··· Record list

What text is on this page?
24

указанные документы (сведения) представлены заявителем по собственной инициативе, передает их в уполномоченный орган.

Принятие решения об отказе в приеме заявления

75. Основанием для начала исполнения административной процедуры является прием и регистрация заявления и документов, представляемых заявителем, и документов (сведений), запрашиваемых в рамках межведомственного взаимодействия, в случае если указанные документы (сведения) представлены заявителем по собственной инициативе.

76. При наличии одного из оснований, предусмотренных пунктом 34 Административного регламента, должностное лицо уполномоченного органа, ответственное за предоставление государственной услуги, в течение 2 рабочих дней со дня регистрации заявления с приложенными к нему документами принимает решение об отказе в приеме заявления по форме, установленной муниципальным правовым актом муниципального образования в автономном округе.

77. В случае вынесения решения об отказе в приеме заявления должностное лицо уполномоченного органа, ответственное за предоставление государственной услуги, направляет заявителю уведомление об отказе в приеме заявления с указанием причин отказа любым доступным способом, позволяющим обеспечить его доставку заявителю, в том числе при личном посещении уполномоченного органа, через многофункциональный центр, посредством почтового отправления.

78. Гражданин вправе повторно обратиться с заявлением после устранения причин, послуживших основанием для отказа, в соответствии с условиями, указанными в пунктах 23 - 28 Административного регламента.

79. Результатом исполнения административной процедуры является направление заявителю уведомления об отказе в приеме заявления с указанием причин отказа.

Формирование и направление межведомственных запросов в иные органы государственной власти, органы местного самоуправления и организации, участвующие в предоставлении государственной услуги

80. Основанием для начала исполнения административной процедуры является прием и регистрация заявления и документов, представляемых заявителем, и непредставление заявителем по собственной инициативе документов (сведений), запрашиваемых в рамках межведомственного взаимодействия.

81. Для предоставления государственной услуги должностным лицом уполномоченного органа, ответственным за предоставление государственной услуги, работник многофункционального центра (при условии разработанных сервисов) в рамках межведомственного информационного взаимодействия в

······

__Directions for this task__:
Give all of the entries again, word for word.

__Exercise answer__:
What text is on this page?
24

указанные документы (сведения) представлены заявителем по собственной инициативе, передает их в уполномоченный орган.

Принятие решения об отказе в приеме заявления

75. Основанием для начала исполнения административной процедуры является прием и регистрация заявления и документов, представляемых заявителем, и документов (сведений), запрашиваемых в рамках межведомственного взаимодействия, в случае если указанные документы (сведения) представлены заявителем по собственной инициативе.

76. При наличии одного из оснований, предусмотренных пунктом 34 Административного регламента, должностное лицо уполномоченного органа, ответственное за предоставление государственной услуги, в течение 2 рабочих дней со дня регистрации заявления с приложенными к нему документами принимает решение об отказе в приеме заявления по форме, установленной муниципальным правовым актом муниципального образования в автономном округе.

77. В случае вынесения решения об отказе в приеме заявления должностное лицо уполномоченного органа, ответственное за предоставление государственной услуги, направляет заявителю уведомление об отказе в приеме заявления с указанием причин отказа любым доступным способом, позволяющим обеспечить его доставку заявителю, в том числе при личном посещении уполномоченного органа, через многофункциональный центр, посредством почтового отправления.

78. Гражданин вправе повторно обратиться с заявлением после устранения причин, послуживших основанием для отказа, в соответствии с условиями, указанными в пунктах 23 - 28 Административного регламента.

79. Результатом исполнения административной процедуры является направление заявителю уведомления об отказе в приеме заявления с указанием причин отказа.

Формирование и направление межведомственных запросов в иные органы государственной власти, органы местного самоуправления и организации, участвующие в предоставлении государственной услуги

80. Основанием для начала исполнения административной процедуры является прием и регистрация заявления и документов, представляемых заявителем, и непредставление заявителем по собственной инициативе документов (сведений), запрашиваемых в рамках межведомственного взаимодействия.

81. Для предоставления государственной услуги должностным лицом уполномоченного органа, ответственным за предоставление государственной услуги, работник многофункционального центра (при условии разработанных сервисов) в рамках межведомственного информационного взаимодействия в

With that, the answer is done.